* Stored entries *
[Begin]

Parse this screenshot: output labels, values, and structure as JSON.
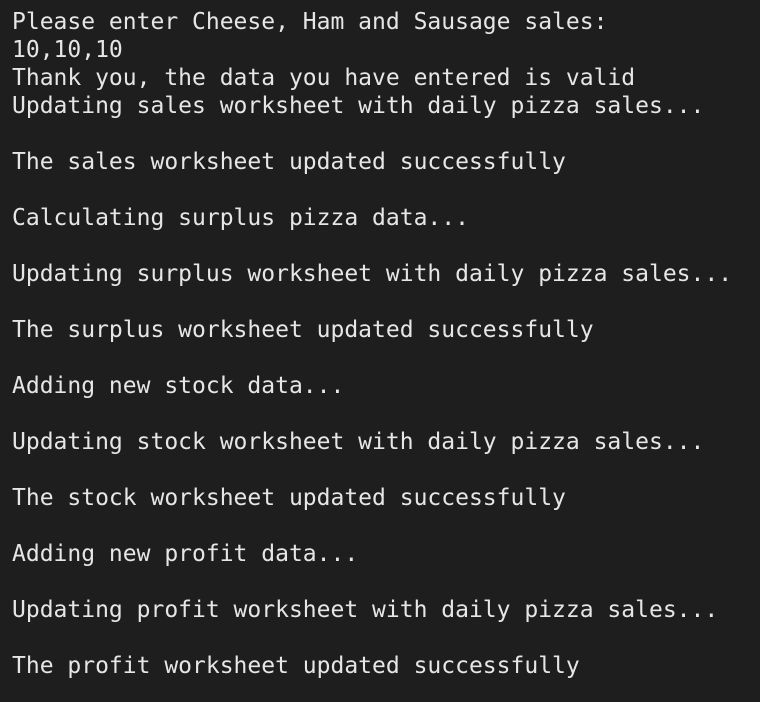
{
  "terminal": {
    "background": "#1e1e1e",
    "foreground": "#e6e6e6",
    "lines": [
      "Please enter Cheese, Ham and Sausage sales:",
      "10,10,10",
      "Thank you, the data you have entered is valid",
      "Updating sales worksheet with daily pizza sales...",
      "",
      "The sales worksheet updated successfully",
      "",
      "Calculating surplus pizza data...",
      "",
      "Updating surplus worksheet with daily pizza sales...",
      "",
      "The surplus worksheet updated successfully",
      "",
      "Adding new stock data...",
      "",
      "Updating stock worksheet with daily pizza sales...",
      "",
      "The stock worksheet updated successfully",
      "",
      "Adding new profit data...",
      "",
      "Updating profit worksheet with daily pizza sales...",
      "",
      "The profit worksheet updated successfully"
    ]
  }
}
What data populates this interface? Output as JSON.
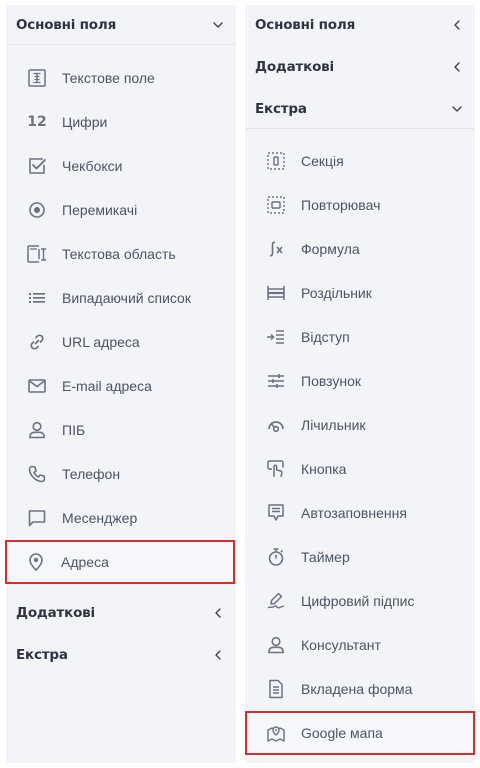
{
  "left_panel": {
    "sections": {
      "basic": {
        "title": "Основні поля",
        "state": "expanded"
      },
      "additional": {
        "title": "Додаткові",
        "state": "collapsed"
      },
      "extra": {
        "title": "Екстра",
        "state": "collapsed"
      }
    },
    "basic_fields": [
      {
        "label": "Текстове поле",
        "icon": "text-field-icon"
      },
      {
        "label": "Цифри",
        "icon": "numbers-icon",
        "glyph": "12"
      },
      {
        "label": "Чекбокси",
        "icon": "checkbox-icon"
      },
      {
        "label": "Перемикачі",
        "icon": "radio-icon"
      },
      {
        "label": "Текстова область",
        "icon": "textarea-icon"
      },
      {
        "label": "Випадаючий список",
        "icon": "dropdown-list-icon"
      },
      {
        "label": "URL адреса",
        "icon": "link-icon"
      },
      {
        "label": "E-mail адреса",
        "icon": "mail-icon"
      },
      {
        "label": "ПІБ",
        "icon": "person-icon"
      },
      {
        "label": "Телефон",
        "icon": "phone-icon"
      },
      {
        "label": "Месенджер",
        "icon": "chat-icon"
      },
      {
        "label": "Адреса",
        "icon": "location-pin-icon",
        "selected": true
      }
    ]
  },
  "right_panel": {
    "sections": {
      "basic": {
        "title": "Основні поля",
        "state": "collapsed"
      },
      "additional": {
        "title": "Додаткові",
        "state": "collapsed"
      },
      "extra": {
        "title": "Екстра",
        "state": "expanded"
      }
    },
    "extra_fields": [
      {
        "label": "Секція",
        "icon": "section-icon"
      },
      {
        "label": "Повторювач",
        "icon": "repeater-icon"
      },
      {
        "label": "Формула",
        "icon": "formula-icon"
      },
      {
        "label": "Роздільник",
        "icon": "divider-icon"
      },
      {
        "label": "Відступ",
        "icon": "indent-icon"
      },
      {
        "label": "Повзунок",
        "icon": "slider-icon"
      },
      {
        "label": "Лічильник",
        "icon": "counter-icon"
      },
      {
        "label": "Кнопка",
        "icon": "button-click-icon"
      },
      {
        "label": "Автозаповнення",
        "icon": "autocomplete-icon"
      },
      {
        "label": "Таймер",
        "icon": "timer-icon"
      },
      {
        "label": "Цифровий підпис",
        "icon": "signature-icon"
      },
      {
        "label": "Консультант",
        "icon": "consultant-icon"
      },
      {
        "label": "Вкладена форма",
        "icon": "nested-form-icon"
      },
      {
        "label": "Google мапа",
        "icon": "map-icon",
        "selected": true
      }
    ]
  },
  "colors": {
    "panel_bg": "#f3f4f7",
    "icon": "#6b7280",
    "selection_outline": "#d32f2f"
  }
}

[End]

* Exercise goal *
Set the listing down in full and exactly. Pictures within it should not appear in the copy.

* Answer to the task *
Parse this screenshot: output labels, values, and structure as JSON.
{
  "terminal": {
    "background": "#1e1e1e",
    "foreground": "#e6e6e6",
    "lines": [
      "Please enter Cheese, Ham and Sausage sales:",
      "10,10,10",
      "Thank you, the data you have entered is valid",
      "Updating sales worksheet with daily pizza sales...",
      "",
      "The sales worksheet updated successfully",
      "",
      "Calculating surplus pizza data...",
      "",
      "Updating surplus worksheet with daily pizza sales...",
      "",
      "The surplus worksheet updated successfully",
      "",
      "Adding new stock data...",
      "",
      "Updating stock worksheet with daily pizza sales...",
      "",
      "The stock worksheet updated successfully",
      "",
      "Adding new profit data...",
      "",
      "Updating profit worksheet with daily pizza sales...",
      "",
      "The profit worksheet updated successfully"
    ]
  }
}
What data populates this interface? Output as JSON.
{
  "left_panel": {
    "sections": {
      "basic": {
        "title": "Основні поля",
        "state": "expanded"
      },
      "additional": {
        "title": "Додаткові",
        "state": "collapsed"
      },
      "extra": {
        "title": "Екстра",
        "state": "collapsed"
      }
    },
    "basic_fields": [
      {
        "label": "Текстове поле",
        "icon": "text-field-icon"
      },
      {
        "label": "Цифри",
        "icon": "numbers-icon",
        "glyph": "12"
      },
      {
        "label": "Чекбокси",
        "icon": "checkbox-icon"
      },
      {
        "label": "Перемикачі",
        "icon": "radio-icon"
      },
      {
        "label": "Текстова область",
        "icon": "textarea-icon"
      },
      {
        "label": "Випадаючий список",
        "icon": "dropdown-list-icon"
      },
      {
        "label": "URL адреса",
        "icon": "link-icon"
      },
      {
        "label": "E-mail адреса",
        "icon": "mail-icon"
      },
      {
        "label": "ПІБ",
        "icon": "person-icon"
      },
      {
        "label": "Телефон",
        "icon": "phone-icon"
      },
      {
        "label": "Месенджер",
        "icon": "chat-icon"
      },
      {
        "label": "Адреса",
        "icon": "location-pin-icon",
        "selected": true
      }
    ]
  },
  "right_panel": {
    "sections": {
      "basic": {
        "title": "Основні поля",
        "state": "collapsed"
      },
      "additional": {
        "title": "Додаткові",
        "state": "collapsed"
      },
      "extra": {
        "title": "Екстра",
        "state": "expanded"
      }
    },
    "extra_fields": [
      {
        "label": "Секція",
        "icon": "section-icon"
      },
      {
        "label": "Повторювач",
        "icon": "repeater-icon"
      },
      {
        "label": "Формула",
        "icon": "formula-icon"
      },
      {
        "label": "Роздільник",
        "icon": "divider-icon"
      },
      {
        "label": "Відступ",
        "icon": "indent-icon"
      },
      {
        "label": "Повзунок",
        "icon": "slider-icon"
      },
      {
        "label": "Лічильник",
        "icon": "counter-icon"
      },
      {
        "label": "Кнопка",
        "icon": "button-click-icon"
      },
      {
        "label": "Автозаповнення",
        "icon": "autocomplete-icon"
      },
      {
        "label": "Таймер",
        "icon": "timer-icon"
      },
      {
        "label": "Цифровий підпис",
        "icon": "signature-icon"
      },
      {
        "label": "Консультант",
        "icon": "consultant-icon"
      },
      {
        "label": "Вкладена форма",
        "icon": "nested-form-icon"
      },
      {
        "label": "Google мапа",
        "icon": "map-icon",
        "selected": true
      }
    ]
  },
  "colors": {
    "panel_bg": "#f3f4f7",
    "icon": "#6b7280",
    "selection_outline": "#d32f2f"
  }
}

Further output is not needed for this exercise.